▶ Page excerpt:
\[\begin{aligned}
(f\ g)\ x &{}= f\ (g\ x) \\
f\ A &{}= \{f\ x : x\in A\}
\end{aligned}\]I posted the applicative function definition in the last post, but here we only need a regular functor. As far as I understand it, a functor is what comes directly from category theory, and an applicative functor just adds some functions that they nearly always have. There are very few functors that cannot be made into applicative functors.
\(
\newcommand{\fmap}{\text{fmap}}
\)A functor \(f\) provides us with just:
\[
\fmap : (a\rightarrow b)\rightarrow f\ a\rightarrow f\ b
\]For sets, \(\fmap\) applies a function to every element of the set (eliminating duplicates afterwards), and for functions, it composes the given function (type \((a\rightarrow b)\)) to the left of the functor's function (type \(f\ a\), which is \(t\rightarrow a\)). I encourage you to see why the types work for the latter example.

▶ List of tasks:
**a.** According to the functor excerpt, what does fmap do when applied to sets?
**b.** Translate this sentence from the functor excerpt into Spanish: "There are very few functors that cannot be made into applicative functors."
The lines that come next are from a separate source.

▶ Extracted records:
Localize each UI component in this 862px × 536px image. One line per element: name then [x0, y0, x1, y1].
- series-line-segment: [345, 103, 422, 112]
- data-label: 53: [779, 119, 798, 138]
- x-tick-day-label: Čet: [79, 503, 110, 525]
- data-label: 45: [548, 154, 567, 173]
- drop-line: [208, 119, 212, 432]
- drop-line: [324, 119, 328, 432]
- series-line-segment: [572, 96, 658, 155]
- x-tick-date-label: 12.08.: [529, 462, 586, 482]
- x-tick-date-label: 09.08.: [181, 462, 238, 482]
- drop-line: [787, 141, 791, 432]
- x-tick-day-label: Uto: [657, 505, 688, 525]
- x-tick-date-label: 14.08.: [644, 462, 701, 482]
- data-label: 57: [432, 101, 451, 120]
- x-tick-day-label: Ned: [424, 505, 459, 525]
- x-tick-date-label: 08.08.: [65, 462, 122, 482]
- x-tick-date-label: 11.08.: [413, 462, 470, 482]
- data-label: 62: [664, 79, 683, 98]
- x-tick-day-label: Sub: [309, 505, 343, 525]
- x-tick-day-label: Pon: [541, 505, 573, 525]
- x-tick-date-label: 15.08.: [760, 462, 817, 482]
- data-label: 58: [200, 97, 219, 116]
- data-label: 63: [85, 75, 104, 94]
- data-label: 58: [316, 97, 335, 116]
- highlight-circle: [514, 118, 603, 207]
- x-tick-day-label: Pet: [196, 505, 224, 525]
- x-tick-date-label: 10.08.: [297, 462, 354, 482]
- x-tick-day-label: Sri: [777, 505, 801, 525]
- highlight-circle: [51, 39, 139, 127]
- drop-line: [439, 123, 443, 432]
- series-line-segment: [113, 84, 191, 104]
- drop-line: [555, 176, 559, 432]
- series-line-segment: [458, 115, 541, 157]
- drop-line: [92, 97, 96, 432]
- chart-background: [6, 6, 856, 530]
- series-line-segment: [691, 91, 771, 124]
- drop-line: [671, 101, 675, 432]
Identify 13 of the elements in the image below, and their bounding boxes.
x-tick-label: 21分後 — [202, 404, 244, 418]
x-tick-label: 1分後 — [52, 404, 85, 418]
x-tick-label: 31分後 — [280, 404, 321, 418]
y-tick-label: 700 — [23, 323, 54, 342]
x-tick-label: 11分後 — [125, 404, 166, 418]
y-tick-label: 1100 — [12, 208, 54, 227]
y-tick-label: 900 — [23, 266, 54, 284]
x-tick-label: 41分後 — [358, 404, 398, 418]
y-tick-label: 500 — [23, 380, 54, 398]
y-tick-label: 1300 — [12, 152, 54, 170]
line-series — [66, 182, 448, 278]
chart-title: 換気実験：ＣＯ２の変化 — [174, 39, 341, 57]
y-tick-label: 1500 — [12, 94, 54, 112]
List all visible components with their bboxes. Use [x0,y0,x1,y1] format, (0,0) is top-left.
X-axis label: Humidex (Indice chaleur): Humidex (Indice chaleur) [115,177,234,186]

▶ Solved tasks:
**a.** It applies a function to every element of the set and then eliminates duplicates.

**b.** Hay muy pocos funtores que no puedan convertirse en funtores aplicativos.